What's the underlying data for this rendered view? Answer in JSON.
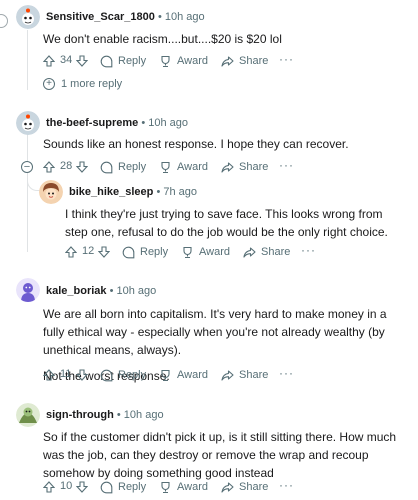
{
  "labels": {
    "reply": "Reply",
    "award": "Award",
    "share": "Share",
    "more": "···"
  },
  "comments": [
    {
      "user": "Sensitive_Scar_1800",
      "time": "• 10h ago",
      "body": [
        "We don't enable racism....but....$20 is $20 lol"
      ],
      "votes": "34",
      "more_replies": "1 more reply",
      "avatar_color": "#c9d6df"
    },
    {
      "user": "the-beef-supreme",
      "time": "• 10h ago",
      "body": [
        "Sounds like an honest response. I hope they can recover."
      ],
      "votes": "28",
      "avatar_color": "#c9d6df"
    },
    {
      "user": "bike_hike_sleep",
      "time": "• 7h ago",
      "body": [
        "I think they're just trying to save face. This looks wrong from step one, refusal to do the job would be the only right choice."
      ],
      "votes": "12",
      "avatar_color": "#f4d3b0"
    },
    {
      "user": "kale_boriak",
      "time": "• 10h ago",
      "body": [
        "We are all born into capitalism. It's very hard to make money in a fully ethical way - especially when you're not already wealthy (by unethical means, always).",
        "Not the worst response."
      ],
      "votes": "11",
      "avatar_color": "#6d5bd0"
    },
    {
      "user": "sign-through",
      "time": "• 10h ago",
      "body": [
        "So if the customer didn't pick it up, is it still sitting there. How much was the job, can they destroy or remove the wrap and recoup somehow by doing something good instead"
      ],
      "votes": "10",
      "avatar_color": "#9bbf7a"
    }
  ]
}
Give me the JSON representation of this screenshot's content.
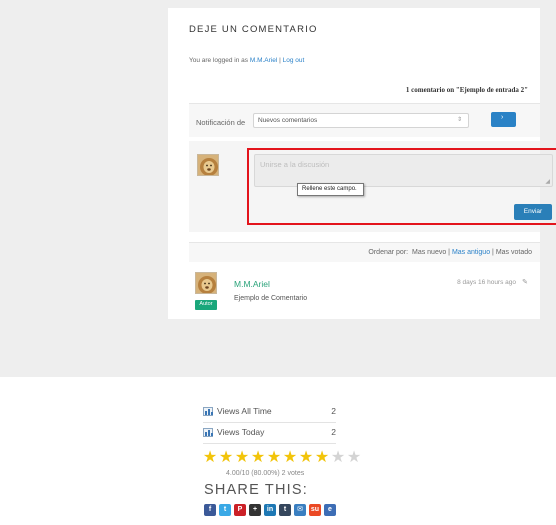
{
  "comments": {
    "heading": "DEJE UN COMENTARIO",
    "logged_in_prefix": "You are logged in as ",
    "logged_in_user": "M.M.Ariel",
    "logged_in_sep": " | ",
    "logout_label": "Log out",
    "count_text": "1 comentario on \"Ejemplo de entrada 2\"",
    "notification": {
      "label": "Notificación de",
      "selected": "Nuevos comentarios",
      "arrows": "⇕",
      "go_icon": "›"
    },
    "form": {
      "placeholder": "Unirse a la discusión",
      "tooltip": "Rellene este campo.",
      "submit_label": "Enviar",
      "resize_grip": "◢"
    },
    "sort": {
      "label": "Ordenar por:",
      "options": [
        "Mas nuevo",
        "Mas antiguo",
        "Mas votado"
      ],
      "separator": " | "
    },
    "comment": {
      "author": "M.M.Ariel",
      "badge": "Autor",
      "time": "8 days 16 hours ago",
      "edit_icon": "✎",
      "text": "Ejemplo de Comentario"
    }
  },
  "stats": {
    "views_all_time_label": "Views All Time",
    "views_all_time_value": "2",
    "views_today_label": "Views Today",
    "views_today_value": "2"
  },
  "rating": {
    "stars_filled": 8,
    "stars_total": 10,
    "star_glyph": "★",
    "text": "4.00/10 (80.00%) 2 votes"
  },
  "share": {
    "title": "SHARE THIS:",
    "icons": [
      {
        "name": "facebook-icon",
        "glyph": "f",
        "color": "#3b5998"
      },
      {
        "name": "twitter-icon",
        "glyph": "t",
        "color": "#3aa9e6"
      },
      {
        "name": "pinterest-icon",
        "glyph": "P",
        "color": "#cb2027"
      },
      {
        "name": "add-more-icon",
        "glyph": "+",
        "color": "#333333"
      },
      {
        "name": "linkedin-icon",
        "glyph": "in",
        "color": "#1e78b4"
      },
      {
        "name": "tumblr-icon",
        "glyph": "t",
        "color": "#35465c"
      },
      {
        "name": "email-icon",
        "glyph": "✉",
        "color": "#3a7fc1"
      },
      {
        "name": "stumbleupon-icon",
        "glyph": "su",
        "color": "#eb4924"
      },
      {
        "name": "evernote-icon",
        "glyph": "e",
        "color": "#3d6db5"
      }
    ]
  }
}
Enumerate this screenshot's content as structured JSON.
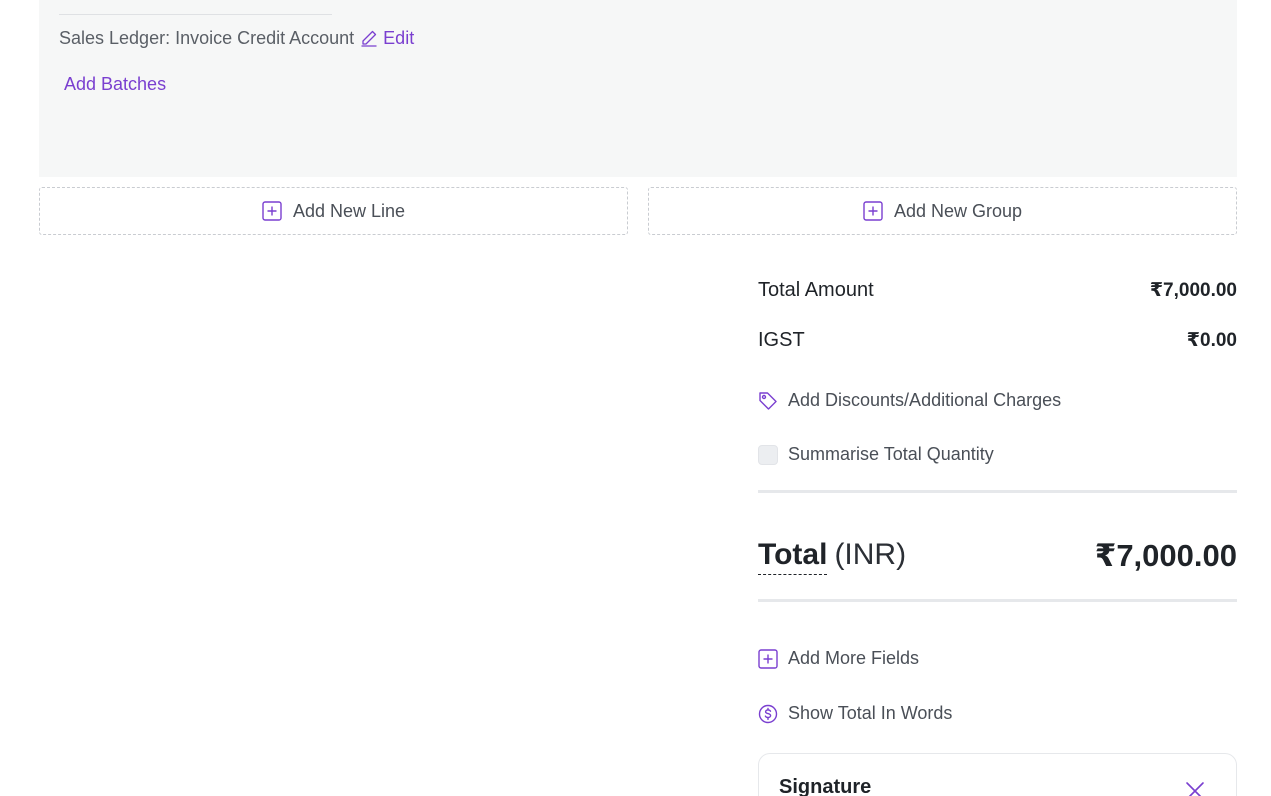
{
  "item_panel": {
    "ledger_label": "Sales Ledger: Invoice Credit Account",
    "edit_label": "Edit",
    "add_batches_label": "Add Batches"
  },
  "actions": {
    "add_new_line": "Add New Line",
    "add_new_group": "Add New Group"
  },
  "summary": {
    "total_amount_label": "Total Amount",
    "total_amount_value": "₹7,000.00",
    "igst_label": "IGST",
    "igst_value": "₹0.00",
    "add_discounts_label": "Add Discounts/Additional Charges",
    "summarise_label": "Summarise Total Quantity",
    "total_label": "Total",
    "total_currency": "(INR)",
    "total_value": "₹7,000.00",
    "add_more_fields_label": "Add More Fields",
    "show_total_words_label": "Show Total In Words"
  },
  "signature": {
    "title": "Signature"
  },
  "colors": {
    "accent": "#7a3fd0",
    "panel_bg": "#f6f7f7"
  }
}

* [Work to complete]
Extract each line holding the word "Ariel" from the records.

* [Worked answer]
    "logged_in_user": "M.M.Ariel",
      "author": "M.M.Ariel",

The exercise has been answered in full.